Stated problem:
Please quote every line word for word.

Collected data:
◆ ◆ ◆

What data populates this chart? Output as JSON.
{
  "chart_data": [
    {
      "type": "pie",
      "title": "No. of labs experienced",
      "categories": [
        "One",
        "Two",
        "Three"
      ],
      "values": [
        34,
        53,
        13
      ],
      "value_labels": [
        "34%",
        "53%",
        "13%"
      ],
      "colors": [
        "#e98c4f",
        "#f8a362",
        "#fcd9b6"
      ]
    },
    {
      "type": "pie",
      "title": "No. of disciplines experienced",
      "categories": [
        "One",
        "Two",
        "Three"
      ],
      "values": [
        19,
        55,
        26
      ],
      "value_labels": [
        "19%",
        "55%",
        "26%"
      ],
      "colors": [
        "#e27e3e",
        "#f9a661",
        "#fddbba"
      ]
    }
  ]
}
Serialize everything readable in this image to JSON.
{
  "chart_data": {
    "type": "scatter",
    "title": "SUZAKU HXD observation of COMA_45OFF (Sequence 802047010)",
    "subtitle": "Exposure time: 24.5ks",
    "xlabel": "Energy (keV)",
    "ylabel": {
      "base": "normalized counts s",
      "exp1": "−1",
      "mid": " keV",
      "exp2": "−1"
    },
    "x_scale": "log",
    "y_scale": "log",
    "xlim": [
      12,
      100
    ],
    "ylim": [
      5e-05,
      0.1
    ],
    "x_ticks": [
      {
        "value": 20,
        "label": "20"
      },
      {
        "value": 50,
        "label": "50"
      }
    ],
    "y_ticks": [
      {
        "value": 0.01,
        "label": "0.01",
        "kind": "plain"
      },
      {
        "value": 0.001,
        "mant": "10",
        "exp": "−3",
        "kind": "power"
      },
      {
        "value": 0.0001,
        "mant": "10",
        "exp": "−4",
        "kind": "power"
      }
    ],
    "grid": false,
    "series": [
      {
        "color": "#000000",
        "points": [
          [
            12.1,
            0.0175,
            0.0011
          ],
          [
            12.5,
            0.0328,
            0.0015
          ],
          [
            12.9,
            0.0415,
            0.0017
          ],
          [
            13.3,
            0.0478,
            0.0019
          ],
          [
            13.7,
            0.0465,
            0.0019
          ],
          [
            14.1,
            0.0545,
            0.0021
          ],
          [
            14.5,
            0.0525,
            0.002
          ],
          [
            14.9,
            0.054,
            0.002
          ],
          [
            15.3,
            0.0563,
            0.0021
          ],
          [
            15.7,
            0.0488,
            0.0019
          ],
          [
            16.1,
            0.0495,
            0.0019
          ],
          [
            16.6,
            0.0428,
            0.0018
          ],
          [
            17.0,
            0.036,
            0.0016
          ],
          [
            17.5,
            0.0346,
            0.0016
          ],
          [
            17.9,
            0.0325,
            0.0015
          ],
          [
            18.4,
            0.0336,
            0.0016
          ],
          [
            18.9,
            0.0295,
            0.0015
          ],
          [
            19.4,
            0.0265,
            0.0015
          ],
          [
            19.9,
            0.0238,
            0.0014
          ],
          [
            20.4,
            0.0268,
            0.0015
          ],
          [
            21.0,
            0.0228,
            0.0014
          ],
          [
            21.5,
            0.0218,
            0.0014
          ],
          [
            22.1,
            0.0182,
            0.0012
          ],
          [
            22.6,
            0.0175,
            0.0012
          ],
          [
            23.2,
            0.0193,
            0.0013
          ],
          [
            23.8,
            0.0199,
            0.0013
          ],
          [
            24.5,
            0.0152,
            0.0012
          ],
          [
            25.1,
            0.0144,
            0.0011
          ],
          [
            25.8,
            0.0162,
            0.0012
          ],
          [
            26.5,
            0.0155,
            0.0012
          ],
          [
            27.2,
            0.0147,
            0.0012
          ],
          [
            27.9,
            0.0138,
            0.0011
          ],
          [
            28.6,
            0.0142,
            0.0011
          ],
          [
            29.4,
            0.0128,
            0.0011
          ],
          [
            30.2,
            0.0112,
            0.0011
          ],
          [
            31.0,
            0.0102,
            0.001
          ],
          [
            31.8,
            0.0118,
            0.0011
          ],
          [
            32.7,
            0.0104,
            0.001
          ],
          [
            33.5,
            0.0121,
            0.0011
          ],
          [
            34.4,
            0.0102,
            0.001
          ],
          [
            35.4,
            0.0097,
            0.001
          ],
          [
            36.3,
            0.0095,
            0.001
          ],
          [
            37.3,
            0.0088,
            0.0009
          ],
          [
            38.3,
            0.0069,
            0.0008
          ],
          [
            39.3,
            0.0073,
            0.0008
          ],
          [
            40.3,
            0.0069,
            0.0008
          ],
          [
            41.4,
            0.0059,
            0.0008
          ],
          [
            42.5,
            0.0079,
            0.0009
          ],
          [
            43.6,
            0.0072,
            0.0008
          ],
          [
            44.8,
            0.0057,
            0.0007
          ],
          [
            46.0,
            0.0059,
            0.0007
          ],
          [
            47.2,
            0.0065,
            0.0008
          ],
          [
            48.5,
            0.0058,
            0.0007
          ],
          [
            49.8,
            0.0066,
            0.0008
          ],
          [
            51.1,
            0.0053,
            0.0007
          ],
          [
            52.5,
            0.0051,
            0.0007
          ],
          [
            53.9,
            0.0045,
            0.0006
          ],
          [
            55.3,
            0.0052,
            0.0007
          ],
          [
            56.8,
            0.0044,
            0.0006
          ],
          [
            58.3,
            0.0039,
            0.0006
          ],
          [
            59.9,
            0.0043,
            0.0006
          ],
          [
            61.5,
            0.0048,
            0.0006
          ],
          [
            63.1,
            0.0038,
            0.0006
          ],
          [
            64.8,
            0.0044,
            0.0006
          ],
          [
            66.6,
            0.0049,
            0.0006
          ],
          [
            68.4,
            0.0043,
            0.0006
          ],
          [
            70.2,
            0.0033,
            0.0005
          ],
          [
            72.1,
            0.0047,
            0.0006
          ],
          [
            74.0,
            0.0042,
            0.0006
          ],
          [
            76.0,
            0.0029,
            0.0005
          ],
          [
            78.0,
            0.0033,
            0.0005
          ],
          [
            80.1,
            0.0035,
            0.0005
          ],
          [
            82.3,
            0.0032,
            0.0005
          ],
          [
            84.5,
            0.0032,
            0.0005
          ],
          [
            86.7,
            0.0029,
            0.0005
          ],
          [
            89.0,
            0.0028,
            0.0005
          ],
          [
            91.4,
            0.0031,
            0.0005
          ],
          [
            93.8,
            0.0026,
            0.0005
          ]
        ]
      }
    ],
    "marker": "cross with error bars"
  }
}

◆ ◆ ◆

Response:
What data populates this chart? Output as JSON.
{
  "chart_data": [
    {
      "type": "pie",
      "title": "No. of labs experienced",
      "categories": [
        "One",
        "Two",
        "Three"
      ],
      "values": [
        34,
        53,
        13
      ],
      "value_labels": [
        "34%",
        "53%",
        "13%"
      ],
      "colors": [
        "#e98c4f",
        "#f8a362",
        "#fcd9b6"
      ]
    },
    {
      "type": "pie",
      "title": "No. of disciplines experienced",
      "categories": [
        "One",
        "Two",
        "Three"
      ],
      "values": [
        19,
        55,
        26
      ],
      "value_labels": [
        "19%",
        "55%",
        "26%"
      ],
      "colors": [
        "#e27e3e",
        "#f9a661",
        "#fddbba"
      ]
    }
  ]
}
Serialize everything readable in this image to JSON.
{
  "chart_data": {
    "type": "scatter",
    "title": "SUZAKU HXD observation of COMA_45OFF (Sequence 802047010)",
    "subtitle": "Exposure time: 24.5ks",
    "xlabel": "Energy (keV)",
    "ylabel": {
      "base": "normalized counts s",
      "exp1": "−1",
      "mid": " keV",
      "exp2": "−1"
    },
    "x_scale": "log",
    "y_scale": "log",
    "xlim": [
      12,
      100
    ],
    "ylim": [
      5e-05,
      0.1
    ],
    "x_ticks": [
      {
        "value": 20,
        "label": "20"
      },
      {
        "value": 50,
        "label": "50"
      }
    ],
    "y_ticks": [
      {
        "value": 0.01,
        "label": "0.01",
        "kind": "plain"
      },
      {
        "value": 0.001,
        "mant": "10",
        "exp": "−3",
        "kind": "power"
      },
      {
        "value": 0.0001,
        "mant": "10",
        "exp": "−4",
        "kind": "power"
      }
    ],
    "grid": false,
    "series": [
      {
        "color": "#000000",
        "points": [
          [
            12.1,
            0.0175,
            0.0011
          ],
          [
            12.5,
            0.0328,
            0.0015
          ],
          [
            12.9,
            0.0415,
            0.0017
          ],
          [
            13.3,
            0.0478,
            0.0019
          ],
          [
            13.7,
            0.0465,
            0.0019
          ],
          [
            14.1,
            0.0545,
            0.0021
          ],
          [
            14.5,
            0.0525,
            0.002
          ],
          [
            14.9,
            0.054,
            0.002
          ],
          [
            15.3,
            0.0563,
            0.0021
          ],
          [
            15.7,
            0.0488,
            0.0019
          ],
          [
            16.1,
            0.0495,
            0.0019
          ],
          [
            16.6,
            0.0428,
            0.0018
          ],
          [
            17.0,
            0.036,
            0.0016
          ],
          [
            17.5,
            0.0346,
            0.0016
          ],
          [
            17.9,
            0.0325,
            0.0015
          ],
          [
            18.4,
            0.0336,
            0.0016
          ],
          [
            18.9,
            0.0295,
            0.0015
          ],
          [
            19.4,
            0.0265,
            0.0015
          ],
          [
            19.9,
            0.0238,
            0.0014
          ],
          [
            20.4,
            0.0268,
            0.0015
          ],
          [
            21.0,
            0.0228,
            0.0014
          ],
          [
            21.5,
            0.0218,
            0.0014
          ],
          [
            22.1,
            0.0182,
            0.0012
          ],
          [
            22.6,
            0.0175,
            0.0012
          ],
          [
            23.2,
            0.0193,
            0.0013
          ],
          [
            23.8,
            0.0199,
            0.0013
          ],
          [
            24.5,
            0.0152,
            0.0012
          ],
          [
            25.1,
            0.0144,
            0.0011
          ],
          [
            25.8,
            0.0162,
            0.0012
          ],
          [
            26.5,
            0.0155,
            0.0012
          ],
          [
            27.2,
            0.0147,
            0.0012
          ],
          [
            27.9,
            0.0138,
            0.0011
          ],
          [
            28.6,
            0.0142,
            0.0011
          ],
          [
            29.4,
            0.0128,
            0.0011
          ],
          [
            30.2,
            0.0112,
            0.0011
          ],
          [
            31.0,
            0.0102,
            0.001
          ],
          [
            31.8,
            0.0118,
            0.0011
          ],
          [
            32.7,
            0.0104,
            0.001
          ],
          [
            33.5,
            0.0121,
            0.0011
          ],
          [
            34.4,
            0.0102,
            0.001
          ],
          [
            35.4,
            0.0097,
            0.001
          ],
          [
            36.3,
            0.0095,
            0.001
          ],
          [
            37.3,
            0.0088,
            0.0009
          ],
          [
            38.3,
            0.0069,
            0.0008
          ],
          [
            39.3,
            0.0073,
            0.0008
          ],
          [
            40.3,
            0.0069,
            0.0008
          ],
          [
            41.4,
            0.0059,
            0.0008
          ],
          [
            42.5,
            0.0079,
            0.0009
          ],
          [
            43.6,
            0.0072,
            0.0008
          ],
          [
            44.8,
            0.0057,
            0.0007
          ],
          [
            46.0,
            0.0059,
            0.0007
          ],
          [
            47.2,
            0.0065,
            0.0008
          ],
          [
            48.5,
            0.0058,
            0.0007
          ],
          [
            49.8,
            0.0066,
            0.0008
          ],
          [
            51.1,
            0.0053,
            0.0007
          ],
          [
            52.5,
            0.0051,
            0.0007
          ],
          [
            53.9,
            0.0045,
            0.0006
          ],
          [
            55.3,
            0.0052,
            0.0007
          ],
          [
            56.8,
            0.0044,
            0.0006
          ],
          [
            58.3,
            0.0039,
            0.0006
          ],
          [
            59.9,
            0.0043,
            0.0006
          ],
          [
            61.5,
            0.0048,
            0.0006
          ],
          [
            63.1,
            0.0038,
            0.0006
          ],
          [
            64.8,
            0.0044,
            0.0006
          ],
          [
            66.6,
            0.0049,
            0.0006
          ],
          [
            68.4,
            0.0043,
            0.0006
          ],
          [
            70.2,
            0.0033,
            0.0005
          ],
          [
            72.1,
            0.0047,
            0.0006
          ],
          [
            74.0,
            0.0042,
            0.0006
          ],
          [
            76.0,
            0.0029,
            0.0005
          ],
          [
            78.0,
            0.0033,
            0.0005
          ],
          [
            80.1,
            0.0035,
            0.0005
          ],
          [
            82.3,
            0.0032,
            0.0005
          ],
          [
            84.5,
            0.0032,
            0.0005
          ],
          [
            86.7,
            0.0029,
            0.0005
          ],
          [
            89.0,
            0.0028,
            0.0005
          ],
          [
            91.4,
            0.0031,
            0.0005
          ],
          [
            93.8,
            0.0026,
            0.0005
          ]
        ]
      }
    ],
    "marker": "cross with error bars"
  }
}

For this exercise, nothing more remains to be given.